The problem:
For the material that follows, list every line containing the word "open".

[Saved data entries]
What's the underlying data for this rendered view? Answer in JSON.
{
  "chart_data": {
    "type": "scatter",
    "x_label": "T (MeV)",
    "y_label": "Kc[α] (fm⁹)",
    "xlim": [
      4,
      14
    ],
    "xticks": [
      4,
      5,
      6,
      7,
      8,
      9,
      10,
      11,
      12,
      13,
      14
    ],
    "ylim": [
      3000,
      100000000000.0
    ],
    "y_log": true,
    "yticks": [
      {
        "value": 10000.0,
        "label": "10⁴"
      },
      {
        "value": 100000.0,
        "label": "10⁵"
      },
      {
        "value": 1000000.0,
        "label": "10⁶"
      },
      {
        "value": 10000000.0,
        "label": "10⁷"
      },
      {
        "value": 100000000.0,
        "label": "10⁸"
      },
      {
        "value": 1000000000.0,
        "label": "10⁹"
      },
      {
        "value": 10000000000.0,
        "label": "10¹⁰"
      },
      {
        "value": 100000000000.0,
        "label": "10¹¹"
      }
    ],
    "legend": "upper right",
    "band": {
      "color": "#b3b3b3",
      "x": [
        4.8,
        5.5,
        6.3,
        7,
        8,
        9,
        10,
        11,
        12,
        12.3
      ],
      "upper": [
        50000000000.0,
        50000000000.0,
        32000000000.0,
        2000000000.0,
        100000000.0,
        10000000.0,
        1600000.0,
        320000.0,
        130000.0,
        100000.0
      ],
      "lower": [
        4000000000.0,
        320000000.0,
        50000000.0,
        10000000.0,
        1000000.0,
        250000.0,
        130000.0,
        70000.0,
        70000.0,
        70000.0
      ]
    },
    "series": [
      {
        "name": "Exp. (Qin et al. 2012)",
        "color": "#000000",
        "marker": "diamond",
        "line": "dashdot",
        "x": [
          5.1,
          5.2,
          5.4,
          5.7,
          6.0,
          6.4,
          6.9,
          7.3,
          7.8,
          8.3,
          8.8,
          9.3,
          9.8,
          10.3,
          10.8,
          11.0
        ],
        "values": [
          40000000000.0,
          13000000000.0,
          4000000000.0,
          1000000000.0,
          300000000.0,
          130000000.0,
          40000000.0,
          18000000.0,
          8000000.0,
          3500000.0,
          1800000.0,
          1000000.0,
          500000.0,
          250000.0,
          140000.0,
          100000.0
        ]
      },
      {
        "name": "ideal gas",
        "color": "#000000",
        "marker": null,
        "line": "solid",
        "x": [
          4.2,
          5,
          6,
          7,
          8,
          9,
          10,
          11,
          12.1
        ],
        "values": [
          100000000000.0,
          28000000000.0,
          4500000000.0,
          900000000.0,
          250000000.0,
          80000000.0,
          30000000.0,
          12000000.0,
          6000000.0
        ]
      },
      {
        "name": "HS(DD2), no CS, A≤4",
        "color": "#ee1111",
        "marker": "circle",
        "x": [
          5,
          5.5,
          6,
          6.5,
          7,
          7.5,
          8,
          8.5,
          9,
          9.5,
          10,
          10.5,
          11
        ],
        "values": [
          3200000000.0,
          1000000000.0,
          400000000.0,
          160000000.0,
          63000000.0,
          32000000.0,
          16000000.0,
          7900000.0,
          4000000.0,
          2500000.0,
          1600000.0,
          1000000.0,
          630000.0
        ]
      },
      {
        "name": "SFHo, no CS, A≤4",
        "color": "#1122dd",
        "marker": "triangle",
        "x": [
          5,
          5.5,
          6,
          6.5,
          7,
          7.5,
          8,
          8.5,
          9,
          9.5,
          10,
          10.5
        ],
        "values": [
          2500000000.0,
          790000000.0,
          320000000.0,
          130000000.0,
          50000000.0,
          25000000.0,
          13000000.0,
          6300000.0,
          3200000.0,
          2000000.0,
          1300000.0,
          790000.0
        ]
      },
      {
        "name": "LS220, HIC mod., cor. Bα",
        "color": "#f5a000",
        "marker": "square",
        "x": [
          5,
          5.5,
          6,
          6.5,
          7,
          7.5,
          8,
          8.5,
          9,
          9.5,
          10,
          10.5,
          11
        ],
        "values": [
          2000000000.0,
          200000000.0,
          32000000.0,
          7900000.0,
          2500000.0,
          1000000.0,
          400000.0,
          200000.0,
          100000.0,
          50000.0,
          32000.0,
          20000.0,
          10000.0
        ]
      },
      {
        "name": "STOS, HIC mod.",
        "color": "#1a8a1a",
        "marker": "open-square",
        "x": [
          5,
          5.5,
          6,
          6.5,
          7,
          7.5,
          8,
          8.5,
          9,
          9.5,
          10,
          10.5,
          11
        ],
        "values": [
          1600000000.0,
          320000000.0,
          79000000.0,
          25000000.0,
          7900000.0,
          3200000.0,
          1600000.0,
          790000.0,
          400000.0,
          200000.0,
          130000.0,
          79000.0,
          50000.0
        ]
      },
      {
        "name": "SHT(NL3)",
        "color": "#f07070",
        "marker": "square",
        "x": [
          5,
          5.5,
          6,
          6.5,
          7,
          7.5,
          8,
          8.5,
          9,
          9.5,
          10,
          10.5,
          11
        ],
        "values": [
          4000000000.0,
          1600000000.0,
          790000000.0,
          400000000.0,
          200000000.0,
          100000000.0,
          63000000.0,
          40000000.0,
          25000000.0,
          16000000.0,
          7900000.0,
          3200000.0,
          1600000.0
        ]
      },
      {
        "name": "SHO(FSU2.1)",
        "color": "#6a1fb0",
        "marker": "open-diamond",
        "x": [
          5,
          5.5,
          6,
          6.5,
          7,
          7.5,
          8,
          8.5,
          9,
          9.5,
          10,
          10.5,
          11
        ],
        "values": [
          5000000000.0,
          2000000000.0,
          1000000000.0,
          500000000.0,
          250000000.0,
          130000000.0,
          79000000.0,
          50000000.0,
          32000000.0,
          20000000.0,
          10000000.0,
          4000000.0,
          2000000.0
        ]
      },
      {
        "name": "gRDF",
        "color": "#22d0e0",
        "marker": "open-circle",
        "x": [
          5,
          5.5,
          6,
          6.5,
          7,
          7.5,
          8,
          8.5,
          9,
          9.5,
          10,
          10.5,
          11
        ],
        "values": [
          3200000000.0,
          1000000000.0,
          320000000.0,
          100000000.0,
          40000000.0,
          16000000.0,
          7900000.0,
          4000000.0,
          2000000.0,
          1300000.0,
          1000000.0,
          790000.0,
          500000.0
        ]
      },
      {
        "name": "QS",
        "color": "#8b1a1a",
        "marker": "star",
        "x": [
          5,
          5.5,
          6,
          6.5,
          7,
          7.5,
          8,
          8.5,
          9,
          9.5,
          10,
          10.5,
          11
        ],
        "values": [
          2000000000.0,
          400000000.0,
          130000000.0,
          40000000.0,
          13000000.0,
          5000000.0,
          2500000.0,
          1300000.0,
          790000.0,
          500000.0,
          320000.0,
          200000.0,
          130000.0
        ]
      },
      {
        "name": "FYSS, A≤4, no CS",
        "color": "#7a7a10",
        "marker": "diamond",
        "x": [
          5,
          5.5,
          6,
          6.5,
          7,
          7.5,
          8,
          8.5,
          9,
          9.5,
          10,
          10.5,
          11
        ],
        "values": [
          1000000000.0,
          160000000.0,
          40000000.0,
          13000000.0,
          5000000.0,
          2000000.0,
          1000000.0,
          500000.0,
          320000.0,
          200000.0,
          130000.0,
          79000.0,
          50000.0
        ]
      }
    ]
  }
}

Exercise result:
        "marker": "open-square",
        "marker": "open-diamond",
        "marker": "open-circle",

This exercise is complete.